═══ DATASET ROWS
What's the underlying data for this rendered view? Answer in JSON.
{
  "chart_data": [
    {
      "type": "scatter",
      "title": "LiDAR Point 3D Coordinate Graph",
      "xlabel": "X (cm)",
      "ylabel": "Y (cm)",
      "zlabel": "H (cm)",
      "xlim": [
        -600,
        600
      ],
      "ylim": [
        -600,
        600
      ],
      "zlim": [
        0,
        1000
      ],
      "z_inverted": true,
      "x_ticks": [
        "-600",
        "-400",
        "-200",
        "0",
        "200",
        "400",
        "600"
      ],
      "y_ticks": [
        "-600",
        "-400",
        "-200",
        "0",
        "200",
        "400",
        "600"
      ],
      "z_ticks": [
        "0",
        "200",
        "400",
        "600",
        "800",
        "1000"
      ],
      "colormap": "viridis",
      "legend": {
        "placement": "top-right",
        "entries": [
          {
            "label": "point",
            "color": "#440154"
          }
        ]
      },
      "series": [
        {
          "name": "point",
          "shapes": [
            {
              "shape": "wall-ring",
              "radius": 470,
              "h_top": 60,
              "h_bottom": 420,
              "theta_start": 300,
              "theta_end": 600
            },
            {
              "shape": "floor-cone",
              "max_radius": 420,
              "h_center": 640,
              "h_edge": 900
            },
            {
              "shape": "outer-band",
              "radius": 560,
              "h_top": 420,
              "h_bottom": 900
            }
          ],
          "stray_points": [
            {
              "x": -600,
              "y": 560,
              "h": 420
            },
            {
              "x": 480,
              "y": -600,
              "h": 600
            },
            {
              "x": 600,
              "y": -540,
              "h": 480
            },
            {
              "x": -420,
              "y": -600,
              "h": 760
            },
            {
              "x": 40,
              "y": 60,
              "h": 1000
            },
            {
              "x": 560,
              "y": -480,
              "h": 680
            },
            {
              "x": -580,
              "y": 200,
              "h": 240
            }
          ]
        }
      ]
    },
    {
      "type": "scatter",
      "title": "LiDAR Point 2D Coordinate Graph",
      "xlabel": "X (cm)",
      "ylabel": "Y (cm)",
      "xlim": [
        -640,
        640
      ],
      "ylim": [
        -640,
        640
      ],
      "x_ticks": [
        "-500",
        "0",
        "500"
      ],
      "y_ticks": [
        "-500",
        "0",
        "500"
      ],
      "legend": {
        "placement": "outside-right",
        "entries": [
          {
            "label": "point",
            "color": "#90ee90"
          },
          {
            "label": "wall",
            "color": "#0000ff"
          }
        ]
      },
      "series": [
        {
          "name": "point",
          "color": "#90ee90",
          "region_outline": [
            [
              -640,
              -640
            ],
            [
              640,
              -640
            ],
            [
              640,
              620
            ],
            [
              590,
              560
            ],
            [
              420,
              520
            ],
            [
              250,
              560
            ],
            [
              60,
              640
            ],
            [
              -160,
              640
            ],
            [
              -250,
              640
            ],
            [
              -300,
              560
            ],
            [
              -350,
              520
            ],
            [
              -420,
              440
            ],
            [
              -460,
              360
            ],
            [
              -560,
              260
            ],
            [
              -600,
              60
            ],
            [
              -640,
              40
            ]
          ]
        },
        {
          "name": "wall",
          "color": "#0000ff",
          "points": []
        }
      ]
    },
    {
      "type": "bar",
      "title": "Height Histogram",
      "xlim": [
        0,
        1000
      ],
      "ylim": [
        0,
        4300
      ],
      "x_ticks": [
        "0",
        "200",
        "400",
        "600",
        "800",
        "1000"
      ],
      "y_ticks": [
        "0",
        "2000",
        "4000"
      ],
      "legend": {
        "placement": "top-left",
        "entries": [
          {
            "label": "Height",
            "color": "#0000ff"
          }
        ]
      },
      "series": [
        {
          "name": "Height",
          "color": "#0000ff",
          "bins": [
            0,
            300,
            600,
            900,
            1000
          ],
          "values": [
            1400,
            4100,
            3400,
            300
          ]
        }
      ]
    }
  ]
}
══════
- _EXERCISE OBJECTIVE_
Scan the listing above. Gather each line that contains the word "placement".

- _WRITTEN SOLUTION_
        "placement": "top-right",
        "placement": "outside-right",
        "placement": "top-left",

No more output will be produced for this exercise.